SHORT EXERCISE: Copy each line where the word "bmmonline" occurs.

MATERIAL FOR THE TASK:

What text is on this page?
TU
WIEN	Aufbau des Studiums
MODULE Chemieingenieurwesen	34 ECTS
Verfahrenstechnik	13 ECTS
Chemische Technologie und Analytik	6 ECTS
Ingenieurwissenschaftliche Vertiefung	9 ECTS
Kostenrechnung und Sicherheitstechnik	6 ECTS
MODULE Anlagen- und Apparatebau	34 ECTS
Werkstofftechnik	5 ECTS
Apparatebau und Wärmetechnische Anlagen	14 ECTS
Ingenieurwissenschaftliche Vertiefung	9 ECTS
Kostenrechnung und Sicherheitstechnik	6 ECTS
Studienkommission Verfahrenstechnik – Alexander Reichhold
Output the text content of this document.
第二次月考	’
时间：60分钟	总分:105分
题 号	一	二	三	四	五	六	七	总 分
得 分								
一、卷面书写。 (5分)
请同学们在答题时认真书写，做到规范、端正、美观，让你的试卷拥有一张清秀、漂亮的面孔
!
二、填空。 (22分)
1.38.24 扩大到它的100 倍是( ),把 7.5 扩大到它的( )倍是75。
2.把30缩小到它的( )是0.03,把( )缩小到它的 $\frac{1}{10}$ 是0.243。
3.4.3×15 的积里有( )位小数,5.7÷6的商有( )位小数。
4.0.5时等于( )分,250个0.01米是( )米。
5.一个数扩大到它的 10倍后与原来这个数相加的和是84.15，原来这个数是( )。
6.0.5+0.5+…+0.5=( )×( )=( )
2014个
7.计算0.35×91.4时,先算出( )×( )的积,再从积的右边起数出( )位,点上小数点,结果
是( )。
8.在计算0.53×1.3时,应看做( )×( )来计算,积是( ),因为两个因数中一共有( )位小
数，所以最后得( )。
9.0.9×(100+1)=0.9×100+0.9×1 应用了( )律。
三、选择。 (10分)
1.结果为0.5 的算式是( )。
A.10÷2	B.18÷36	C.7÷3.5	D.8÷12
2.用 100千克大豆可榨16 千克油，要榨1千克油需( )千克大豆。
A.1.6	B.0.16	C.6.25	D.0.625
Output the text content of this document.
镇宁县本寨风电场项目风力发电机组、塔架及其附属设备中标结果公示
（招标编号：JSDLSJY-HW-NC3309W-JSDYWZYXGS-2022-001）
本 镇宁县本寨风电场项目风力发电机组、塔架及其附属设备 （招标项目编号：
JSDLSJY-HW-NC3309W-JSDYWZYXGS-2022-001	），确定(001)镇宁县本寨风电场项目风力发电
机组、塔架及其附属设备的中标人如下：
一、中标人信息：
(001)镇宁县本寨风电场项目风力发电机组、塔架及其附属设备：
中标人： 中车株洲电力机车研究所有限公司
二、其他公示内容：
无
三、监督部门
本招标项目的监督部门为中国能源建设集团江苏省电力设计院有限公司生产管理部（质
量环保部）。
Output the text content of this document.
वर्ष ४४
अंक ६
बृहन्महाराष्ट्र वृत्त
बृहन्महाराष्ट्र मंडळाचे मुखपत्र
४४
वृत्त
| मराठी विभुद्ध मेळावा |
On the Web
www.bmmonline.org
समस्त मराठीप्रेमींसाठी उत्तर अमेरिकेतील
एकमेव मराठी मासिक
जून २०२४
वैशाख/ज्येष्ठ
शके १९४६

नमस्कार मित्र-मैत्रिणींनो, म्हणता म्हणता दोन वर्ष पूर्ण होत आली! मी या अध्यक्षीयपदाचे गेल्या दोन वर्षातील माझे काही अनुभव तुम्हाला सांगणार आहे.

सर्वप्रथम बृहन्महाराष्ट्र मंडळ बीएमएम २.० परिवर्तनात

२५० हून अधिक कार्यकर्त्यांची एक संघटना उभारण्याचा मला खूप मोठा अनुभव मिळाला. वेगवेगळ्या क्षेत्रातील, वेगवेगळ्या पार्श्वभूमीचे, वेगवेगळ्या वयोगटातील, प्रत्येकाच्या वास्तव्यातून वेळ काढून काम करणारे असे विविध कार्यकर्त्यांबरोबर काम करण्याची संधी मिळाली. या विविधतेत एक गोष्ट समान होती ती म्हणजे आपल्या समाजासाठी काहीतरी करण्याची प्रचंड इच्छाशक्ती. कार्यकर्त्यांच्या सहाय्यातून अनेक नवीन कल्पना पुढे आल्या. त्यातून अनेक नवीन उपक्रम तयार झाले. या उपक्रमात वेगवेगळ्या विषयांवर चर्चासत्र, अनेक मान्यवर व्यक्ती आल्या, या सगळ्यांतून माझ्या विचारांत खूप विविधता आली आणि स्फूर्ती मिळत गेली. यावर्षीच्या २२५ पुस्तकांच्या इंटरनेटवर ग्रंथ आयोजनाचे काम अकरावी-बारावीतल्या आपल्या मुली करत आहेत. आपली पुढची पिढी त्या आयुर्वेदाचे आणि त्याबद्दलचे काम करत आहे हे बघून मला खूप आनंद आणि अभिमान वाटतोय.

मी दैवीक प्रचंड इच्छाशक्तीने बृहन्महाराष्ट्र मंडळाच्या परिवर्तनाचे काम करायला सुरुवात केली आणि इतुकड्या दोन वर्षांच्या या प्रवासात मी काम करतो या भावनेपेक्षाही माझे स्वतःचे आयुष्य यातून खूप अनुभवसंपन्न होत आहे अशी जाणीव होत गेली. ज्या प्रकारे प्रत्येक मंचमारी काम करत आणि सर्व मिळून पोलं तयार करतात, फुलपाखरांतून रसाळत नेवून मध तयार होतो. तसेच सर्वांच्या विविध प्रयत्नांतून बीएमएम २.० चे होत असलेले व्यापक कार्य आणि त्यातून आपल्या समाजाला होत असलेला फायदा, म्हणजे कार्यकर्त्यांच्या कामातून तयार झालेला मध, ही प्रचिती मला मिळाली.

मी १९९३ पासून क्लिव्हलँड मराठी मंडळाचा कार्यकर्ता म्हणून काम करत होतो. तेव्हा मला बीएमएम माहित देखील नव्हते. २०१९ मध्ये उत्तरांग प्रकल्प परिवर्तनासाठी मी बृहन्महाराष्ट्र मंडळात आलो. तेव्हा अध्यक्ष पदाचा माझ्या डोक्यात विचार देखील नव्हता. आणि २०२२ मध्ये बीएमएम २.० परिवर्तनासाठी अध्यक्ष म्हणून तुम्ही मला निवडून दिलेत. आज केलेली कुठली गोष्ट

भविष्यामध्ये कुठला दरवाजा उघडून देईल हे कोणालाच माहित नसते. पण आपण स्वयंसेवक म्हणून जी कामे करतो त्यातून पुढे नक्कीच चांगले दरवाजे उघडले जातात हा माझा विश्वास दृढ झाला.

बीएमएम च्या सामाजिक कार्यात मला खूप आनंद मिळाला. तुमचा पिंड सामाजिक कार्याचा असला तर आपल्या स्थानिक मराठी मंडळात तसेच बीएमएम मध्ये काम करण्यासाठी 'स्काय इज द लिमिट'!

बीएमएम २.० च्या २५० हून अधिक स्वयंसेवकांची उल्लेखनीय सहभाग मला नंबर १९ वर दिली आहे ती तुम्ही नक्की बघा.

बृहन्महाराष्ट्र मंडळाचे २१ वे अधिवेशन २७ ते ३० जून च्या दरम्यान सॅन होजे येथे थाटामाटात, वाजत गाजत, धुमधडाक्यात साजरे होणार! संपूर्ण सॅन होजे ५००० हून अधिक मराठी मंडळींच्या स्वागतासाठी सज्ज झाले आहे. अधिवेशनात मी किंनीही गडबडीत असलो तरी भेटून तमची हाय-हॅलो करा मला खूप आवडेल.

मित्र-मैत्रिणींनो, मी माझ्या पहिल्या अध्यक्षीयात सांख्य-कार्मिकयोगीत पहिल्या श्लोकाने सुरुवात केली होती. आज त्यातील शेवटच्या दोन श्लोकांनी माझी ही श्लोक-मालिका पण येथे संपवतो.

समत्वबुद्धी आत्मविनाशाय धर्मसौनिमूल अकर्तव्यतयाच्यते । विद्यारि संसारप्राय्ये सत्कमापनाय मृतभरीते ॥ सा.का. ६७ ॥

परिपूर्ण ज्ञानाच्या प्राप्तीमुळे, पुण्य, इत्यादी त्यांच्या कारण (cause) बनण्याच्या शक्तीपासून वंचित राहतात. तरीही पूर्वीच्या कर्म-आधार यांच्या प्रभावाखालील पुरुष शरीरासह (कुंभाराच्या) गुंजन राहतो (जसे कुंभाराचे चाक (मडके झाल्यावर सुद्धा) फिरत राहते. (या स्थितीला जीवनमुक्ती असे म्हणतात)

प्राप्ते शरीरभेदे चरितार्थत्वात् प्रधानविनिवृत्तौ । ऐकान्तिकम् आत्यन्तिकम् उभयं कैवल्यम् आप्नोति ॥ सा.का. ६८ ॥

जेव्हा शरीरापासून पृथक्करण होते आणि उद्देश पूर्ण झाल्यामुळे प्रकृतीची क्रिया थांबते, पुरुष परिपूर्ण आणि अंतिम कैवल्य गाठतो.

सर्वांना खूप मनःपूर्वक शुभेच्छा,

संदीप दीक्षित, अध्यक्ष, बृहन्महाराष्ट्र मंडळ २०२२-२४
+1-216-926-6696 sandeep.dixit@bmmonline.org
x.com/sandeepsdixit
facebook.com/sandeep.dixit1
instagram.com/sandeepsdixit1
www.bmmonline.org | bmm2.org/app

RESULT:
www.bmmonline.org
+1-216-926-6696 sandeep.dixit@bmmonline.org
www.bmmonline.org | bmm2.org/app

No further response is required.